What you have to do: Every entry that follows should be reproduced exactly.

Input records:
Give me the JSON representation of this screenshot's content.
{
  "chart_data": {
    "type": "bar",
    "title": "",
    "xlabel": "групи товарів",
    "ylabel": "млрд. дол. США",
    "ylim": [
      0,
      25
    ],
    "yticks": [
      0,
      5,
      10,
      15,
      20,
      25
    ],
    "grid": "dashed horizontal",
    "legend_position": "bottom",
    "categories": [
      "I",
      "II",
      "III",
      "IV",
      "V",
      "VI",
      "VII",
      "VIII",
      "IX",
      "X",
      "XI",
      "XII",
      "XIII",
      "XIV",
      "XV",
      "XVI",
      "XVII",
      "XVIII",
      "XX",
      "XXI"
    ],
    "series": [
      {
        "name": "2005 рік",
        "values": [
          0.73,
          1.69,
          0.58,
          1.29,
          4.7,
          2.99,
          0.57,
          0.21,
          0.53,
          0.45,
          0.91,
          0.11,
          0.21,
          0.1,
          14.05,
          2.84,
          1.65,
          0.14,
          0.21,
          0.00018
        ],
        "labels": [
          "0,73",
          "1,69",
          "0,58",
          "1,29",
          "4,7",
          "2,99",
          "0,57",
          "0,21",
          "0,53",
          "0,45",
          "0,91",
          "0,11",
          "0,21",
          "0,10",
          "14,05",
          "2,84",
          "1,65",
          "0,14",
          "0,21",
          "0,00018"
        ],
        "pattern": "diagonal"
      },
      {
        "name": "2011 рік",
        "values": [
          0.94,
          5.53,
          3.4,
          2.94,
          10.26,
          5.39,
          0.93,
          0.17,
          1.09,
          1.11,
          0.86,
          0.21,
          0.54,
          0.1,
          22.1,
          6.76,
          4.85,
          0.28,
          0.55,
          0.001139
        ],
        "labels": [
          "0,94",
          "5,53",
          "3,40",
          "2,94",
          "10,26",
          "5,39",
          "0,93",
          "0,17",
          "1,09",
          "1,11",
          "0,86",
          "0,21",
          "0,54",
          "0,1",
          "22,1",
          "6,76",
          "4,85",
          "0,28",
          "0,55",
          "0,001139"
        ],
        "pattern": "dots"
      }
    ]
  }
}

Result for this exercise:
Give me the JSON representation of this screenshot's content.
{
  "chart_data": {
    "type": "bar",
    "title": "",
    "xlabel": "групи товарів",
    "ylabel": "млрд. дол. США",
    "ylim": [
      0,
      25
    ],
    "yticks": [
      0,
      5,
      10,
      15,
      20,
      25
    ],
    "grid": "dashed horizontal",
    "legend_position": "bottom",
    "categories": [
      "I",
      "II",
      "III",
      "IV",
      "V",
      "VI",
      "VII",
      "VIII",
      "IX",
      "X",
      "XI",
      "XII",
      "XIII",
      "XIV",
      "XV",
      "XVI",
      "XVII",
      "XVIII",
      "XX",
      "XXI"
    ],
    "series": [
      {
        "name": "2005 рік",
        "values": [
          0.73,
          1.69,
          0.58,
          1.29,
          4.7,
          2.99,
          0.57,
          0.21,
          0.53,
          0.45,
          0.91,
          0.11,
          0.21,
          0.1,
          14.05,
          2.84,
          1.65,
          0.14,
          0.21,
          0.00018
        ],
        "labels": [
          "0,73",
          "1,69",
          "0,58",
          "1,29",
          "4,7",
          "2,99",
          "0,57",
          "0,21",
          "0,53",
          "0,45",
          "0,91",
          "0,11",
          "0,21",
          "0,10",
          "14,05",
          "2,84",
          "1,65",
          "0,14",
          "0,21",
          "0,00018"
        ],
        "pattern": "diagonal"
      },
      {
        "name": "2011 рік",
        "values": [
          0.94,
          5.53,
          3.4,
          2.94,
          10.26,
          5.39,
          0.93,
          0.17,
          1.09,
          1.11,
          0.86,
          0.21,
          0.54,
          0.1,
          22.1,
          6.76,
          4.85,
          0.28,
          0.55,
          0.001139
        ],
        "labels": [
          "0,94",
          "5,53",
          "3,40",
          "2,94",
          "10,26",
          "5,39",
          "0,93",
          "0,17",
          "1,09",
          "1,11",
          "0,86",
          "0,21",
          "0,54",
          "0,1",
          "22,1",
          "6,76",
          "4,85",
          "0,28",
          "0,55",
          "0,001139"
        ],
        "pattern": "dots"
      }
    ]
  }
}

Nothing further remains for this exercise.